> [RECORD LIST]:
· · · · · · ·
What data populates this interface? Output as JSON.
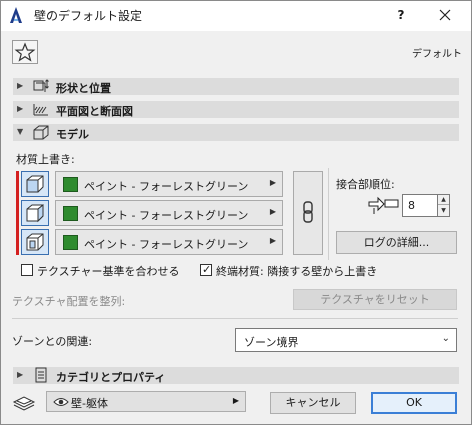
{
  "window": {
    "title": "壁のデフォルト設定",
    "help": "?",
    "close_icon": "close-icon",
    "app_icon": "archicad-logo"
  },
  "favorites": {
    "icon": "star-icon"
  },
  "default_label": "デフォルト",
  "sections": {
    "shape": {
      "label": "形状と位置",
      "expanded": false,
      "icon": "shape-position-icon"
    },
    "plan": {
      "label": "平面図と断面図",
      "expanded": false,
      "icon": "floor-plan-icon"
    },
    "model": {
      "label": "モデル",
      "expanded": true,
      "icon": "model-3d-icon"
    },
    "category": {
      "label": "カテゴリとプロパティ",
      "expanded": false,
      "icon": "category-icon"
    }
  },
  "model": {
    "surface_override_label": "材質上書き:",
    "materials": [
      {
        "name": "ペイント - フォーレストグリーン",
        "color": "#2e8b2e",
        "icon": "wall-face-icon"
      },
      {
        "name": "ペイント - フォーレストグリーン",
        "color": "#2e8b2e",
        "icon": "wall-side-icon"
      },
      {
        "name": "ペイント - フォーレストグリーン",
        "color": "#2e8b2e",
        "icon": "wall-opposite-icon"
      }
    ],
    "chain_icon": "chain-link-icon",
    "intersection_priority_label": "接合部順位:",
    "intersection_priority_value": "8",
    "log_details_button": "ログの詳細...",
    "align_texture_label": "テクスチャー基準を合わせる",
    "align_texture_checked": false,
    "edge_surface_label": "終端材質: 隣接する壁から上書き",
    "edge_surface_checked": true,
    "texture_align_label": "テクスチャ配置を整列:",
    "reset_texture_button": "テクスチャをリセット",
    "zone_relation_label": "ゾーンとの関連:",
    "zone_relation_value": "ゾーン境界"
  },
  "footer": {
    "layer_value": "壁-躯体",
    "cancel_button": "キャンセル",
    "ok_button": "OK"
  },
  "colors": {
    "accent_red": "#d42020",
    "ok_border": "#3b7fd6",
    "material_green": "#2e8b2e"
  }
}
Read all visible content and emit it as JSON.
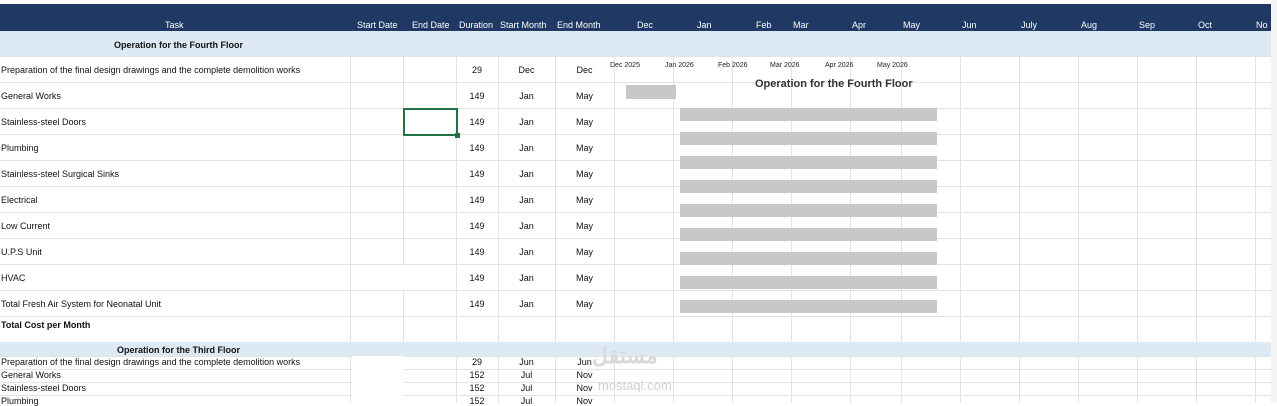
{
  "header": {
    "task": "Task",
    "start_date": "Start Date",
    "end_date": "End Date",
    "duration": "Duration",
    "start_month": "Start Month",
    "end_month": "End Month",
    "months": [
      "Dec",
      "Jan",
      "Feb",
      "Mar",
      "Apr",
      "May",
      "Jun",
      "July",
      "Aug",
      "Sep",
      "Oct",
      "No"
    ]
  },
  "fourth": {
    "title": "Operation for the Fourth Floor",
    "rows": [
      {
        "task": "Preparation of the final design drawings and the complete demolition works",
        "duration": "29",
        "start": "Dec",
        "end": "Dec"
      },
      {
        "task": "General Works",
        "duration": "149",
        "start": "Jan",
        "end": "May"
      },
      {
        "task": "Stainless-steel Doors",
        "duration": "149",
        "start": "Jan",
        "end": "May"
      },
      {
        "task": "Plumbing",
        "duration": "149",
        "start": "Jan",
        "end": "May"
      },
      {
        "task": "Stainless-steel Surgical Sinks",
        "duration": "149",
        "start": "Jan",
        "end": "May"
      },
      {
        "task": "Electrical",
        "duration": "149",
        "start": "Jan",
        "end": "May"
      },
      {
        "task": "Low Current",
        "duration": "149",
        "start": "Jan",
        "end": "May"
      },
      {
        "task": "U.P.S Unit",
        "duration": "149",
        "start": "Jan",
        "end": "May"
      },
      {
        "task": "HVAC",
        "duration": "149",
        "start": "Jan",
        "end": "May"
      },
      {
        "task": "Total Fresh Air System for Neonatal Unit",
        "duration": "149",
        "start": "Jan",
        "end": "May"
      }
    ],
    "total": "Total Cost per Month"
  },
  "chart": {
    "title": "Operation for the Fourth Floor",
    "axis": [
      "Dec 2025",
      "Jan 2026",
      "Feb 2026",
      "Mar 2026",
      "Apr 2026",
      "May 2026"
    ]
  },
  "third": {
    "title": "Operation for the Third Floor",
    "rows": [
      {
        "task": "Preparation of the final design drawings and the complete demolition works",
        "duration": "29",
        "start": "Jun",
        "end": "Jun"
      },
      {
        "task": "General Works",
        "duration": "152",
        "start": "Jul",
        "end": "Nov"
      },
      {
        "task": "Stainless-steel Doors",
        "duration": "152",
        "start": "Jul",
        "end": "Nov"
      },
      {
        "task": "Plumbing",
        "duration": "152",
        "start": "Jul",
        "end": "Nov"
      }
    ]
  },
  "watermark": {
    "arabic": "مستقل",
    "latin": "mostaql.com"
  },
  "colors": {
    "header_bg": "#1f3864",
    "section_bg": "#dde9f5",
    "bar": "#c8c8c8",
    "selection": "#217346"
  }
}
· · · · · · ·
Output, exactly, all the records above; include no pictures.

What data populates this interface? Output as JSON.
{
  "window": {
    "title": "壁のデフォルト設定",
    "help": "?",
    "close_icon": "close-icon",
    "app_icon": "archicad-logo"
  },
  "favorites": {
    "icon": "star-icon"
  },
  "default_label": "デフォルト",
  "sections": {
    "shape": {
      "label": "形状と位置",
      "expanded": false,
      "icon": "shape-position-icon"
    },
    "plan": {
      "label": "平面図と断面図",
      "expanded": false,
      "icon": "floor-plan-icon"
    },
    "model": {
      "label": "モデル",
      "expanded": true,
      "icon": "model-3d-icon"
    },
    "category": {
      "label": "カテゴリとプロパティ",
      "expanded": false,
      "icon": "category-icon"
    }
  },
  "model": {
    "surface_override_label": "材質上書き:",
    "materials": [
      {
        "name": "ペイント - フォーレストグリーン",
        "color": "#2e8b2e",
        "icon": "wall-face-icon"
      },
      {
        "name": "ペイント - フォーレストグリーン",
        "color": "#2e8b2e",
        "icon": "wall-side-icon"
      },
      {
        "name": "ペイント - フォーレストグリーン",
        "color": "#2e8b2e",
        "icon": "wall-opposite-icon"
      }
    ],
    "chain_icon": "chain-link-icon",
    "intersection_priority_label": "接合部順位:",
    "intersection_priority_value": "8",
    "log_details_button": "ログの詳細...",
    "align_texture_label": "テクスチャー基準を合わせる",
    "align_texture_checked": false,
    "edge_surface_label": "終端材質: 隣接する壁から上書き",
    "edge_surface_checked": true,
    "texture_align_label": "テクスチャ配置を整列:",
    "reset_texture_button": "テクスチャをリセット",
    "zone_relation_label": "ゾーンとの関連:",
    "zone_relation_value": "ゾーン境界"
  },
  "footer": {
    "layer_value": "壁-躯体",
    "cancel_button": "キャンセル",
    "ok_button": "OK"
  },
  "colors": {
    "accent_red": "#d42020",
    "ok_border": "#3b7fd6",
    "material_green": "#2e8b2e"
  }
}
Read all visible content and emit it as JSON.
{
  "header": {
    "task": "Task",
    "start_date": "Start Date",
    "end_date": "End Date",
    "duration": "Duration",
    "start_month": "Start Month",
    "end_month": "End Month",
    "months": [
      "Dec",
      "Jan",
      "Feb",
      "Mar",
      "Apr",
      "May",
      "Jun",
      "July",
      "Aug",
      "Sep",
      "Oct",
      "No"
    ]
  },
  "fourth": {
    "title": "Operation for the Fourth Floor",
    "rows": [
      {
        "task": "Preparation of the final design drawings and the complete demolition works",
        "duration": "29",
        "start": "Dec",
        "end": "Dec"
      },
      {
        "task": "General Works",
        "duration": "149",
        "start": "Jan",
        "end": "May"
      },
      {
        "task": "Stainless-steel Doors",
        "duration": "149",
        "start": "Jan",
        "end": "May"
      },
      {
        "task": "Plumbing",
        "duration": "149",
        "start": "Jan",
        "end": "May"
      },
      {
        "task": "Stainless-steel Surgical Sinks",
        "duration": "149",
        "start": "Jan",
        "end": "May"
      },
      {
        "task": "Electrical",
        "duration": "149",
        "start": "Jan",
        "end": "May"
      },
      {
        "task": "Low Current",
        "duration": "149",
        "start": "Jan",
        "end": "May"
      },
      {
        "task": "U.P.S Unit",
        "duration": "149",
        "start": "Jan",
        "end": "May"
      },
      {
        "task": "HVAC",
        "duration": "149",
        "start": "Jan",
        "end": "May"
      },
      {
        "task": "Total Fresh Air System for Neonatal Unit",
        "duration": "149",
        "start": "Jan",
        "end": "May"
      }
    ],
    "total": "Total Cost per Month"
  },
  "chart": {
    "title": "Operation for the Fourth Floor",
    "axis": [
      "Dec 2025",
      "Jan 2026",
      "Feb 2026",
      "Mar 2026",
      "Apr 2026",
      "May 2026"
    ]
  },
  "third": {
    "title": "Operation for the Third Floor",
    "rows": [
      {
        "task": "Preparation of the final design drawings and the complete demolition works",
        "duration": "29",
        "start": "Jun",
        "end": "Jun"
      },
      {
        "task": "General Works",
        "duration": "152",
        "start": "Jul",
        "end": "Nov"
      },
      {
        "task": "Stainless-steel Doors",
        "duration": "152",
        "start": "Jul",
        "end": "Nov"
      },
      {
        "task": "Plumbing",
        "duration": "152",
        "start": "Jul",
        "end": "Nov"
      }
    ]
  },
  "watermark": {
    "arabic": "مستقل",
    "latin": "mostaql.com"
  },
  "colors": {
    "header_bg": "#1f3864",
    "section_bg": "#dde9f5",
    "bar": "#c8c8c8",
    "selection": "#217346"
  }
}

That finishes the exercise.